# [DATASET]
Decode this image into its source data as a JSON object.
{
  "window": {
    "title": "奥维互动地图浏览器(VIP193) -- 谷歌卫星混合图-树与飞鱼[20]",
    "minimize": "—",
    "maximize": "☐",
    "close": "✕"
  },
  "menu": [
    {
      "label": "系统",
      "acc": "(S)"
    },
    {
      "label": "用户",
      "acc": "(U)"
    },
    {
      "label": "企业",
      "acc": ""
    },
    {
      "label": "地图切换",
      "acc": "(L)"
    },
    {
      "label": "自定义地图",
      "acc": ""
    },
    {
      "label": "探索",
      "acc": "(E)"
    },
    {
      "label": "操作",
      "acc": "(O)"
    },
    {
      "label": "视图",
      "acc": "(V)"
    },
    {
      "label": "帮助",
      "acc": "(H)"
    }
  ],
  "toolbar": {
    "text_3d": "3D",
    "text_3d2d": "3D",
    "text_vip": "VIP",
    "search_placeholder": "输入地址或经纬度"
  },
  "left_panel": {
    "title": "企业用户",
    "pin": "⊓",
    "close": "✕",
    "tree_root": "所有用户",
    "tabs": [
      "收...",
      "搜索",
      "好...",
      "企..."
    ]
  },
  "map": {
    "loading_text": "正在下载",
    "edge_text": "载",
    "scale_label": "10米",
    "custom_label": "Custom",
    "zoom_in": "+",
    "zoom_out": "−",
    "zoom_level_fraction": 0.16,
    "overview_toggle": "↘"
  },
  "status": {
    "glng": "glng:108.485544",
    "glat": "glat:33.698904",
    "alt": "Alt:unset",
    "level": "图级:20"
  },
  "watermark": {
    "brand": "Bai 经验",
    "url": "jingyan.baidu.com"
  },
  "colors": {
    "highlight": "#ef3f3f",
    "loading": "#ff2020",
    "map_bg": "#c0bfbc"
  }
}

# [REQUIRED TASK]
Transcribe the full listing above without leaving anything out.

# [SOLUTION TO THE EXERCISE]
Decode this image into its source data as a JSON object.
{
  "window": {
    "title": "奥维互动地图浏览器(VIP193) -- 谷歌卫星混合图-树与飞鱼[20]",
    "minimize": "—",
    "maximize": "☐",
    "close": "✕"
  },
  "menu": [
    {
      "label": "系统",
      "acc": "(S)"
    },
    {
      "label": "用户",
      "acc": "(U)"
    },
    {
      "label": "企业",
      "acc": ""
    },
    {
      "label": "地图切换",
      "acc": "(L)"
    },
    {
      "label": "自定义地图",
      "acc": ""
    },
    {
      "label": "探索",
      "acc": "(E)"
    },
    {
      "label": "操作",
      "acc": "(O)"
    },
    {
      "label": "视图",
      "acc": "(V)"
    },
    {
      "label": "帮助",
      "acc": "(H)"
    }
  ],
  "toolbar": {
    "text_3d": "3D",
    "text_3d2d": "3D",
    "text_vip": "VIP",
    "search_placeholder": "输入地址或经纬度"
  },
  "left_panel": {
    "title": "企业用户",
    "pin": "⊓",
    "close": "✕",
    "tree_root": "所有用户",
    "tabs": [
      "收...",
      "搜索",
      "好...",
      "企..."
    ]
  },
  "map": {
    "loading_text": "正在下载",
    "edge_text": "载",
    "scale_label": "10米",
    "custom_label": "Custom",
    "zoom_in": "+",
    "zoom_out": "−",
    "zoom_level_fraction": 0.16,
    "overview_toggle": "↘"
  },
  "status": {
    "glng": "glng:108.485544",
    "glat": "glat:33.698904",
    "alt": "Alt:unset",
    "level": "图级:20"
  },
  "watermark": {
    "brand": "Bai 经验",
    "url": "jingyan.baidu.com"
  },
  "colors": {
    "highlight": "#ef3f3f",
    "loading": "#ff2020",
    "map_bg": "#c0bfbc"
  }
}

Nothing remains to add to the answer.